*Collected data entries*:
================

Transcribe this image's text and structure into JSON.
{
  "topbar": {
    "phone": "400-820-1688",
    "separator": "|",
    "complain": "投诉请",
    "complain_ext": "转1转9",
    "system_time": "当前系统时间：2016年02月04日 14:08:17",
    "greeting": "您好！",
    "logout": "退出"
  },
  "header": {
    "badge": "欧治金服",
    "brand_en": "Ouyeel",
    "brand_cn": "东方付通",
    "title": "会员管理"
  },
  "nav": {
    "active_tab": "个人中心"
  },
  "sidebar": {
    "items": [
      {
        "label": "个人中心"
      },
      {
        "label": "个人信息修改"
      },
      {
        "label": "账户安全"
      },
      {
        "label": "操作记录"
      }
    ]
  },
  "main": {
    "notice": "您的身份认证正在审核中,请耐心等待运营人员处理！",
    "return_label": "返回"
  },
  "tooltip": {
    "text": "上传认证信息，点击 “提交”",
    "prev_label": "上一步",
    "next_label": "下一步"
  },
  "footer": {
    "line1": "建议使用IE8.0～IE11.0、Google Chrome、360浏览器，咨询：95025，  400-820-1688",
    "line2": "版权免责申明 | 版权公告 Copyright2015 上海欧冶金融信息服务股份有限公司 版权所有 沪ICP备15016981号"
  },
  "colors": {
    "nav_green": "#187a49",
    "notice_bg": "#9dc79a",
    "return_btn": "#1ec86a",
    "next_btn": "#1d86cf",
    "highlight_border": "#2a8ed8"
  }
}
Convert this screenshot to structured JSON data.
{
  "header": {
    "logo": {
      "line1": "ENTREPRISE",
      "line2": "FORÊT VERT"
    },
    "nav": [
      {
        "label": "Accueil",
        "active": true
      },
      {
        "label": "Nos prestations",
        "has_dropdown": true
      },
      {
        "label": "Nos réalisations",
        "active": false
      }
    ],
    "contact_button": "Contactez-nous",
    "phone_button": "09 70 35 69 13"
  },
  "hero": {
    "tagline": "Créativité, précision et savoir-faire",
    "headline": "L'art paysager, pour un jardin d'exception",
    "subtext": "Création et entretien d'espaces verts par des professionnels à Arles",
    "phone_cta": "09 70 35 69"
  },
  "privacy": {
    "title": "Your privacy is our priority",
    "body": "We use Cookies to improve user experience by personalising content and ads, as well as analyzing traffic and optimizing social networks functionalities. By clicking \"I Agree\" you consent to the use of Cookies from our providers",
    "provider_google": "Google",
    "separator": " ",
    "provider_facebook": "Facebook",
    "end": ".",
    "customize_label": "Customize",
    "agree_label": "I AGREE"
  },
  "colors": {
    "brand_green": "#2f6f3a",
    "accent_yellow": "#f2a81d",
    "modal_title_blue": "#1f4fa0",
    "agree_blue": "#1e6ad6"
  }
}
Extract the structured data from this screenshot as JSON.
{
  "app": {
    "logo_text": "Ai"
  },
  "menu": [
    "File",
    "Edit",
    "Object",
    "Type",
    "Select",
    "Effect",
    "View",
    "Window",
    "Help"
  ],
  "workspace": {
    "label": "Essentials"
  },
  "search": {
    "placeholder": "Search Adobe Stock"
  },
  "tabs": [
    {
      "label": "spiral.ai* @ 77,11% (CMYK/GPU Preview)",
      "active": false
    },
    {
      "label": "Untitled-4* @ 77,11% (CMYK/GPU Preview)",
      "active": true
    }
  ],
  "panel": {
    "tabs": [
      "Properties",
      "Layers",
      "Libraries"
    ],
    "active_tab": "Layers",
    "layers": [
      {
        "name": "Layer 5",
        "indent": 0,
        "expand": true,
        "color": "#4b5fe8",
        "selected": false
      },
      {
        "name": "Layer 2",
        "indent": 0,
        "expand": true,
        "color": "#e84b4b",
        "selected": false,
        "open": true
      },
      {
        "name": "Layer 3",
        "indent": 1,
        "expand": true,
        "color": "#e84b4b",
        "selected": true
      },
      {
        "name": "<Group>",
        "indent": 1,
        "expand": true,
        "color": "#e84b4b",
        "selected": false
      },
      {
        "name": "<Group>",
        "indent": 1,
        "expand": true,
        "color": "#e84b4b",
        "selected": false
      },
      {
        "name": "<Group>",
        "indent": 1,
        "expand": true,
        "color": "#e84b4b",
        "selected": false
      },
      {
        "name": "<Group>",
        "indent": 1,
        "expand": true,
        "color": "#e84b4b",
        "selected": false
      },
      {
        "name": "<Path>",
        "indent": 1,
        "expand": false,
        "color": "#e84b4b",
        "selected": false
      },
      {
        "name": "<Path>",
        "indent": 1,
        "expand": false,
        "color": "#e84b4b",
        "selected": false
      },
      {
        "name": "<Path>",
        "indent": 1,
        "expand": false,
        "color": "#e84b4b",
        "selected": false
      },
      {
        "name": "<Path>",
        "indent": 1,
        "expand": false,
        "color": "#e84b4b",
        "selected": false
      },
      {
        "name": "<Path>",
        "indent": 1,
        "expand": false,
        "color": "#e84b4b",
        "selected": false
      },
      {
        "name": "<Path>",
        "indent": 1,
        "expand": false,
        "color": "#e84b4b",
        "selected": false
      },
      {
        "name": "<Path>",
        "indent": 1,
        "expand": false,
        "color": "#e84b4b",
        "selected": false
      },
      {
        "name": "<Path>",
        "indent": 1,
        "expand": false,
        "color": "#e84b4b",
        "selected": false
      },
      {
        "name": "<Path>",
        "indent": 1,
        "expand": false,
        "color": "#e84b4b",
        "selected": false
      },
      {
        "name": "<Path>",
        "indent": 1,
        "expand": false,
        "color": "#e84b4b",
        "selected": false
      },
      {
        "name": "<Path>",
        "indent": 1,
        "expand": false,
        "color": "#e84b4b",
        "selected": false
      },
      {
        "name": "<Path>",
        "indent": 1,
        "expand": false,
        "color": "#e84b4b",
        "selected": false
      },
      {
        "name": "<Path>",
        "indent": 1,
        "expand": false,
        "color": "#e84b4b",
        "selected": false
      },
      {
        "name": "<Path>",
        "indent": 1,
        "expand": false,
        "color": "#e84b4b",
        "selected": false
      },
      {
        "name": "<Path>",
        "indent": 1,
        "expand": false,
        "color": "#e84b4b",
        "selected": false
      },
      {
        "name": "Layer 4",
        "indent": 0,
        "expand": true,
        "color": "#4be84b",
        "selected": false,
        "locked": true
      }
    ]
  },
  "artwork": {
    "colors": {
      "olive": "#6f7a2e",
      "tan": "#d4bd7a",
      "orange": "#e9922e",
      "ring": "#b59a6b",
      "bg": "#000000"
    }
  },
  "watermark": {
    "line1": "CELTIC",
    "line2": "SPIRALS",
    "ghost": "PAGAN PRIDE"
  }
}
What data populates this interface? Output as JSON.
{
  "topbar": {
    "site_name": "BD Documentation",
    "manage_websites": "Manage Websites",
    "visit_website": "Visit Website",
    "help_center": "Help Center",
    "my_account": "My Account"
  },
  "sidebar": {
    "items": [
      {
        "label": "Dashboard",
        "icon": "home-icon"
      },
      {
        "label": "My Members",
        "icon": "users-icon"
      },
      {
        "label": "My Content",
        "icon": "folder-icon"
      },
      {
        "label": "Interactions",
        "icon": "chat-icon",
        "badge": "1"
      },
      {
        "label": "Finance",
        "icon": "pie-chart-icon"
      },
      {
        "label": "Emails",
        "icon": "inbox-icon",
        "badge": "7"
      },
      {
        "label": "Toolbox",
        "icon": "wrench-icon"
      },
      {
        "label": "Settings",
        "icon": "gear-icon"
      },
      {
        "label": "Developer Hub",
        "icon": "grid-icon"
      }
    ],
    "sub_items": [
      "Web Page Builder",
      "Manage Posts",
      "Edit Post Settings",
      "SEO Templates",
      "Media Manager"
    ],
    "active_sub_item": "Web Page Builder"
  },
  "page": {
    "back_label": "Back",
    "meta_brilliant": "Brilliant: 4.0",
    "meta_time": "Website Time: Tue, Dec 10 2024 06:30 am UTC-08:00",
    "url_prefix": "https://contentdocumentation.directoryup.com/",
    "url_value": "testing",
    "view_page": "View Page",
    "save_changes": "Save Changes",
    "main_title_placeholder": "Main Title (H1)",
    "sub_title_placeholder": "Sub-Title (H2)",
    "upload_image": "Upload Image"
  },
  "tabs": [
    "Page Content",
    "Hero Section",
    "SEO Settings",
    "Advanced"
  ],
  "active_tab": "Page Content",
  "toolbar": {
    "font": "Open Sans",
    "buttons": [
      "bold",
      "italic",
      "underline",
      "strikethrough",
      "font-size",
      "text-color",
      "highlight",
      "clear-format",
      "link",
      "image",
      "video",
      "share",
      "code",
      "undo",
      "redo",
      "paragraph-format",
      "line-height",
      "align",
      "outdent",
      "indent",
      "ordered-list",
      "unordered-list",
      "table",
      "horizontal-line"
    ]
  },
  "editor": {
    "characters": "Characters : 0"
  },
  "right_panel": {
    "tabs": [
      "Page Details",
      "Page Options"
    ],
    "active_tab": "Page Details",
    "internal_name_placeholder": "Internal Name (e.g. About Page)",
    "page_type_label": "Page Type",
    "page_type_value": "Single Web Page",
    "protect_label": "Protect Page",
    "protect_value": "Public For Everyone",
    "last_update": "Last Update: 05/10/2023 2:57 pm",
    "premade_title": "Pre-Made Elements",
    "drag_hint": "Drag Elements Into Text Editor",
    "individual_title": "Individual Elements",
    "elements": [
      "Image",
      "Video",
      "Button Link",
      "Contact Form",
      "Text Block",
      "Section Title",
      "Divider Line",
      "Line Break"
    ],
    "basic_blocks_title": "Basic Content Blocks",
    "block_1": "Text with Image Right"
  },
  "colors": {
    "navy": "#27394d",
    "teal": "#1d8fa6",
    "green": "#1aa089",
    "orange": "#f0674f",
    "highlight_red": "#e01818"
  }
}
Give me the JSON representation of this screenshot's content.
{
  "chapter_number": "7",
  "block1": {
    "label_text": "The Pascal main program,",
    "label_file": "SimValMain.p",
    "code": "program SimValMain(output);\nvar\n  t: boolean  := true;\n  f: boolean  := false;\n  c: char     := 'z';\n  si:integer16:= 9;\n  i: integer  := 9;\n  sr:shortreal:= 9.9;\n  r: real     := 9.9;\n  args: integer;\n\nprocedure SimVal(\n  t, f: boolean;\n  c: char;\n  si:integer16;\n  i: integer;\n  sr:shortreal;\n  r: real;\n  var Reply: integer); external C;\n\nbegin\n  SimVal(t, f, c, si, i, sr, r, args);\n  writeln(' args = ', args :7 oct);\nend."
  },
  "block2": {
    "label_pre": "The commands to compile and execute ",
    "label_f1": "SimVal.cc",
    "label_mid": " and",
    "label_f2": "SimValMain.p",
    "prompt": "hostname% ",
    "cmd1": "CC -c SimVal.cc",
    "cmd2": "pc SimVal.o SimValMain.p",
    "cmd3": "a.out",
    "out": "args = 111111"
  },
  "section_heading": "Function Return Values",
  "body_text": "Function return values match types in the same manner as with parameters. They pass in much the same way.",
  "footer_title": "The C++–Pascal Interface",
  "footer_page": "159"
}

================

*Problem to solve*:
From the data, pick out every line that includes "icon".

*The answer*:
        "icon": "home-icon"
        "icon": "users-icon"
        "icon": "folder-icon"
        "icon": "chat-icon",
        "icon": "pie-chart-icon"
        "icon": "inbox-icon",
        "icon": "wrench-icon"
        "icon": "gear-icon"
        "icon": "grid-icon"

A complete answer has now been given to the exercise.